● GOAL:
Write the data out again exactly, dropping any images it holds.

===== RECORDS FOR THE EXERCISE =====

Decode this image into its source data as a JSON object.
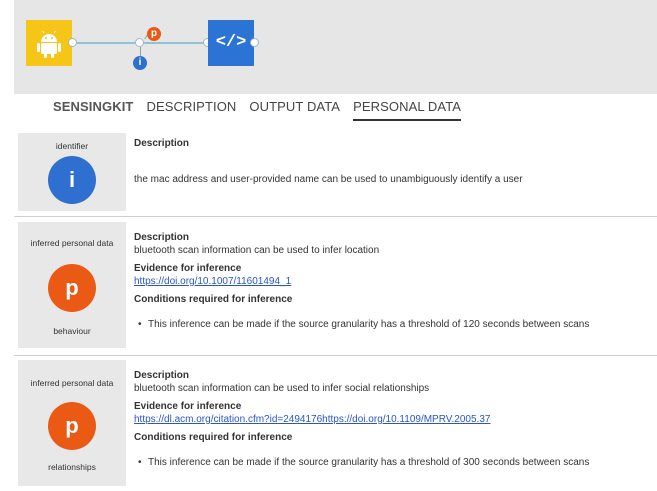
{
  "pipeline": {
    "badge_p": "p",
    "badge_i": "i",
    "code_icon": "</>"
  },
  "tabs": [
    {
      "label": "SENSINGKIT"
    },
    {
      "label": "DESCRIPTION"
    },
    {
      "label": "OUTPUT DATA"
    },
    {
      "label": "PERSONAL DATA"
    }
  ],
  "items": [
    {
      "side_title": "identifier",
      "icon_letter": "i",
      "side_bottom": "",
      "description_heading": "Description",
      "description": "the mac address and user-provided name can be used to unambiguously identify a user"
    },
    {
      "side_title": "inferred personal data",
      "icon_letter": "p",
      "side_bottom": "behaviour",
      "description_heading": "Description",
      "description": "bluetooth scan information can be used to infer location",
      "evidence_heading": "Evidence for inference",
      "evidence_link": "https://doi.org/10.1007/11601494_1",
      "conditions_heading": "Conditions required for inference",
      "condition": "This inference can be made if the source granularity has a threshold of 120 seconds between scans"
    },
    {
      "side_title": "inferred personal data",
      "icon_letter": "p",
      "side_bottom": "relationships",
      "description_heading": "Description",
      "description": "bluetooth scan information can be used to infer social relationships",
      "evidence_heading": "Evidence for inference",
      "evidence_link": "https://dl.acm.org/citation.cfm?id=2494176https://doi.org/10.1109/MPRV.2005.37",
      "conditions_heading": "Conditions required for inference",
      "condition": "This inference can be made if the source granularity has a threshold of 300 seconds between scans"
    }
  ]
}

=====

● OUTPUT FOR THIS TASK:
Decode this image into its source data as a JSON object.
{
  "pipeline": {
    "badge_p": "p",
    "badge_i": "i",
    "code_icon": "</>"
  },
  "tabs": [
    {
      "label": "SENSINGKIT"
    },
    {
      "label": "DESCRIPTION"
    },
    {
      "label": "OUTPUT DATA"
    },
    {
      "label": "PERSONAL DATA"
    }
  ],
  "items": [
    {
      "side_title": "identifier",
      "icon_letter": "i",
      "side_bottom": "",
      "description_heading": "Description",
      "description": "the mac address and user-provided name can be used to unambiguously identify a user"
    },
    {
      "side_title": "inferred personal data",
      "icon_letter": "p",
      "side_bottom": "behaviour",
      "description_heading": "Description",
      "description": "bluetooth scan information can be used to infer location",
      "evidence_heading": "Evidence for inference",
      "evidence_link": "https://doi.org/10.1007/11601494_1",
      "conditions_heading": "Conditions required for inference",
      "condition": "This inference can be made if the source granularity has a threshold of 120 seconds between scans"
    },
    {
      "side_title": "inferred personal data",
      "icon_letter": "p",
      "side_bottom": "relationships",
      "description_heading": "Description",
      "description": "bluetooth scan information can be used to infer social relationships",
      "evidence_heading": "Evidence for inference",
      "evidence_link": "https://dl.acm.org/citation.cfm?id=2494176https://doi.org/10.1109/MPRV.2005.37",
      "conditions_heading": "Conditions required for inference",
      "condition": "This inference can be made if the source granularity has a threshold of 300 seconds between scans"
    }
  ]
}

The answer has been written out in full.